**Exercise task**
Rewrite the data below, changing every "pdf-file-icon" to "document-icon" and leaving everything else untouched.

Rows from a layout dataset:
════════════════

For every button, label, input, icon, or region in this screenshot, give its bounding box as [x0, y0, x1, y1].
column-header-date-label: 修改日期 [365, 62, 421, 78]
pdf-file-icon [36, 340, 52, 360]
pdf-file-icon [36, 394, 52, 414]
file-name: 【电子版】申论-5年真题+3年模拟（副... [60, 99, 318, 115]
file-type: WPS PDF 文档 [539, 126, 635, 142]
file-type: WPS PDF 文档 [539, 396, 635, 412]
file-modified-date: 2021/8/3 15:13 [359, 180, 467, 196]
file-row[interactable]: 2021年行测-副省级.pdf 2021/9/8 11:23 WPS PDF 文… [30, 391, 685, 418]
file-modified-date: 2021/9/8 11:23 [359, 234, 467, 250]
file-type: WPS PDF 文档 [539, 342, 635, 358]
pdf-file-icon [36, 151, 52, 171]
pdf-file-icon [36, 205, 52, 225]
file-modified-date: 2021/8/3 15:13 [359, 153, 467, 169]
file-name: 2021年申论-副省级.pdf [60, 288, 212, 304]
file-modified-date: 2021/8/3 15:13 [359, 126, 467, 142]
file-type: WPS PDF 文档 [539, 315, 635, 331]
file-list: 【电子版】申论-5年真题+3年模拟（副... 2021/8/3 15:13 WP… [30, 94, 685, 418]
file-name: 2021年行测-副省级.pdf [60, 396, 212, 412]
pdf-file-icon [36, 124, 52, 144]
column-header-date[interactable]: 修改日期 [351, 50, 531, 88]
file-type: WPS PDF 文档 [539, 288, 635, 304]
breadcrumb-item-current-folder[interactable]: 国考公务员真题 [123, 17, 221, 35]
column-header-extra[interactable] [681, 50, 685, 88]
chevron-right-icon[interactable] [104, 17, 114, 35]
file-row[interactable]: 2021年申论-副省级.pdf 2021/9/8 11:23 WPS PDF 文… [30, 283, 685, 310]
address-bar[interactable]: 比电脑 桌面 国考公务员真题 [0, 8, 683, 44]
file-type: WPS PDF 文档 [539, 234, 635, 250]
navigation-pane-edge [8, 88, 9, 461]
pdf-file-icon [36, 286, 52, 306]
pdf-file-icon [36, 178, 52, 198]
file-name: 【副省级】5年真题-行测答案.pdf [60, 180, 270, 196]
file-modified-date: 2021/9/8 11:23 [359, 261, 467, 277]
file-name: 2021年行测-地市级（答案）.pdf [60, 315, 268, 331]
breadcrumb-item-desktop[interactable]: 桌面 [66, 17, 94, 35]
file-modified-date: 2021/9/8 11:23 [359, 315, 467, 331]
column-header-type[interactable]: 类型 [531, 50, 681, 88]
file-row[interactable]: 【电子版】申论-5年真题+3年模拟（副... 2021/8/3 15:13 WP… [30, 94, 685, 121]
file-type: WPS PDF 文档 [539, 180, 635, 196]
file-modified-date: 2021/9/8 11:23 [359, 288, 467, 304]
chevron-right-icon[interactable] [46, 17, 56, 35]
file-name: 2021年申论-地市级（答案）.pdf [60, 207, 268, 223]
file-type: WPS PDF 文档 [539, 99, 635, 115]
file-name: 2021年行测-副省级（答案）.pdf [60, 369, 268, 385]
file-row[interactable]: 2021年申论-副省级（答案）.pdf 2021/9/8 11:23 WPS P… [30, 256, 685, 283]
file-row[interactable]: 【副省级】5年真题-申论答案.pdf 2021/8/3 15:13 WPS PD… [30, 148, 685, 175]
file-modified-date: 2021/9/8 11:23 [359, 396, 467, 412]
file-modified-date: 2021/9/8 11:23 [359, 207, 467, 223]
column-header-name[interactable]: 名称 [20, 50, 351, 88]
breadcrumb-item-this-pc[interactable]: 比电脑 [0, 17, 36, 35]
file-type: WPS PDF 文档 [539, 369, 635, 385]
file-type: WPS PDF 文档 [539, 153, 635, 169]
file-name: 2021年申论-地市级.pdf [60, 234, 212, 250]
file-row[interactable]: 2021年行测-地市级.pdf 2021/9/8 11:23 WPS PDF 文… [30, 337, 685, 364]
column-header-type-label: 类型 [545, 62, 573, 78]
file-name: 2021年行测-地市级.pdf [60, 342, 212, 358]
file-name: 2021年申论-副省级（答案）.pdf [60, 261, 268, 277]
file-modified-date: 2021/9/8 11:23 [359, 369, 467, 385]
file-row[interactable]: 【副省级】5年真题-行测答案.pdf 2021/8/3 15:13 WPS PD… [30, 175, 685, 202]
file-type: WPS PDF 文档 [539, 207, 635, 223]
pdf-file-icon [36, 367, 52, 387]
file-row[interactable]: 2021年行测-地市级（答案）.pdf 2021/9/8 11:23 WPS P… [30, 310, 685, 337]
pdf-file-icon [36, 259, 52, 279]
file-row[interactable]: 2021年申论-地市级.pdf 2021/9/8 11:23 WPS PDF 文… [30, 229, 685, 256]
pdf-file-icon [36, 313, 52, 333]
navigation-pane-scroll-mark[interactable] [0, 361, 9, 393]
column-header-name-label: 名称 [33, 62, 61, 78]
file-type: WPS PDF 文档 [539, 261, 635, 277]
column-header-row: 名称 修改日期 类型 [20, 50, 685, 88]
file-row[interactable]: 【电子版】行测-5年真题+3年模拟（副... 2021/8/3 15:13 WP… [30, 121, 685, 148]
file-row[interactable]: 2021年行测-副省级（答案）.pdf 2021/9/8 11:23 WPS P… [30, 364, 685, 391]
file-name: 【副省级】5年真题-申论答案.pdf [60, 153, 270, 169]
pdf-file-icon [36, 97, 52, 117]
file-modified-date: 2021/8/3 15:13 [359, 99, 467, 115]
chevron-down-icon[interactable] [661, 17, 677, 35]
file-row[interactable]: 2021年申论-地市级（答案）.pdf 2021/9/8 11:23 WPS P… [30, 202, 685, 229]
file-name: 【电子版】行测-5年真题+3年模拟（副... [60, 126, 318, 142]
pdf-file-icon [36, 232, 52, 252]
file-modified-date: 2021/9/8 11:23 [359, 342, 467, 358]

════════════════

**Task response**
For every button, label, input, icon, or region in this screenshot, give its bounding box as [x0, y0, x1, y1].
column-header-date-label: 修改日期 [365, 62, 421, 78]
document-icon [36, 340, 52, 360]
document-icon [36, 394, 52, 414]
file-name: 【电子版】申论-5年真题+3年模拟（副... [60, 99, 318, 115]
file-type: WPS PDF 文档 [539, 126, 635, 142]
file-type: WPS PDF 文档 [539, 396, 635, 412]
file-modified-date: 2021/8/3 15:13 [359, 180, 467, 196]
file-row[interactable]: 2021年行测-副省级.pdf 2021/9/8 11:23 WPS PDF 文… [30, 391, 685, 418]
file-modified-date: 2021/9/8 11:23 [359, 234, 467, 250]
file-type: WPS PDF 文档 [539, 342, 635, 358]
document-icon [36, 151, 52, 171]
document-icon [36, 205, 52, 225]
file-modified-date: 2021/8/3 15:13 [359, 153, 467, 169]
file-name: 2021年申论-副省级.pdf [60, 288, 212, 304]
file-modified-date: 2021/8/3 15:13 [359, 126, 467, 142]
file-type: WPS PDF 文档 [539, 315, 635, 331]
file-list: 【电子版】申论-5年真题+3年模拟（副... 2021/8/3 15:13 WP… [30, 94, 685, 418]
file-name: 2021年行测-副省级.pdf [60, 396, 212, 412]
document-icon [36, 124, 52, 144]
column-header-date[interactable]: 修改日期 [351, 50, 531, 88]
file-type: WPS PDF 文档 [539, 288, 635, 304]
breadcrumb-item-current-folder[interactable]: 国考公务员真题 [123, 17, 221, 35]
column-header-extra[interactable] [681, 50, 685, 88]
chevron-right-icon[interactable] [104, 17, 114, 35]
file-row[interactable]: 2021年申论-副省级.pdf 2021/9/8 11:23 WPS PDF 文… [30, 283, 685, 310]
address-bar[interactable]: 比电脑 桌面 国考公务员真题 [0, 8, 683, 44]
file-type: WPS PDF 文档 [539, 234, 635, 250]
navigation-pane-edge [8, 88, 9, 461]
document-icon [36, 286, 52, 306]
document-icon [36, 178, 52, 198]
file-name: 【副省级】5年真题-行测答案.pdf [60, 180, 270, 196]
file-modified-date: 2021/9/8 11:23 [359, 261, 467, 277]
file-name: 2021年行测-地市级（答案）.pdf [60, 315, 268, 331]
breadcrumb-item-desktop[interactable]: 桌面 [66, 17, 94, 35]
file-modified-date: 2021/9/8 11:23 [359, 315, 467, 331]
column-header-type[interactable]: 类型 [531, 50, 681, 88]
file-row[interactable]: 【电子版】申论-5年真题+3年模拟（副... 2021/8/3 15:13 WP… [30, 94, 685, 121]
file-type: WPS PDF 文档 [539, 180, 635, 196]
file-modified-date: 2021/9/8 11:23 [359, 288, 467, 304]
chevron-right-icon[interactable] [46, 17, 56, 35]
file-name: 2021年申论-地市级（答案）.pdf [60, 207, 268, 223]
file-type: WPS PDF 文档 [539, 99, 635, 115]
file-name: 2021年行测-副省级（答案）.pdf [60, 369, 268, 385]
file-row[interactable]: 2021年申论-副省级（答案）.pdf 2021/9/8 11:23 WPS P… [30, 256, 685, 283]
file-row[interactable]: 【副省级】5年真题-申论答案.pdf 2021/8/3 15:13 WPS PD… [30, 148, 685, 175]
file-modified-date: 2021/9/8 11:23 [359, 396, 467, 412]
file-modified-date: 2021/9/8 11:23 [359, 207, 467, 223]
column-header-name[interactable]: 名称 [20, 50, 351, 88]
breadcrumb-item-this-pc[interactable]: 比电脑 [0, 17, 36, 35]
file-type: WPS PDF 文档 [539, 369, 635, 385]
file-type: WPS PDF 文档 [539, 153, 635, 169]
file-name: 2021年申论-地市级.pdf [60, 234, 212, 250]
file-row[interactable]: 2021年行测-地市级.pdf 2021/9/8 11:23 WPS PDF 文… [30, 337, 685, 364]
column-header-type-label: 类型 [545, 62, 573, 78]
file-name: 2021年行测-地市级.pdf [60, 342, 212, 358]
file-name: 2021年申论-副省级（答案）.pdf [60, 261, 268, 277]
file-modified-date: 2021/9/8 11:23 [359, 369, 467, 385]
file-row[interactable]: 【副省级】5年真题-行测答案.pdf 2021/8/3 15:13 WPS PD… [30, 175, 685, 202]
file-type: WPS PDF 文档 [539, 207, 635, 223]
document-icon [36, 367, 52, 387]
file-row[interactable]: 2021年行测-地市级（答案）.pdf 2021/9/8 11:23 WPS P… [30, 310, 685, 337]
document-icon [36, 259, 52, 279]
file-row[interactable]: 2021年申论-地市级.pdf 2021/9/8 11:23 WPS PDF 文… [30, 229, 685, 256]
document-icon [36, 313, 52, 333]
navigation-pane-scroll-mark[interactable] [0, 361, 9, 393]
column-header-name-label: 名称 [33, 62, 61, 78]
file-type: WPS PDF 文档 [539, 261, 635, 277]
column-header-row: 名称 修改日期 类型 [20, 50, 685, 88]
file-row[interactable]: 【电子版】行测-5年真题+3年模拟（副... 2021/8/3 15:13 WP… [30, 121, 685, 148]
file-row[interactable]: 2021年行测-副省级（答案）.pdf 2021/9/8 11:23 WPS P… [30, 364, 685, 391]
file-name: 【副省级】5年真题-申论答案.pdf [60, 153, 270, 169]
document-icon [36, 97, 52, 117]
file-modified-date: 2021/8/3 15:13 [359, 99, 467, 115]
chevron-down-icon[interactable] [661, 17, 677, 35]
file-row[interactable]: 2021年申论-地市级（答案）.pdf 2021/9/8 11:23 WPS P… [30, 202, 685, 229]
file-name: 【电子版】行测-5年真题+3年模拟（副... [60, 126, 318, 142]
document-icon [36, 232, 52, 252]
file-modified-date: 2021/9/8 11:23 [359, 342, 467, 358]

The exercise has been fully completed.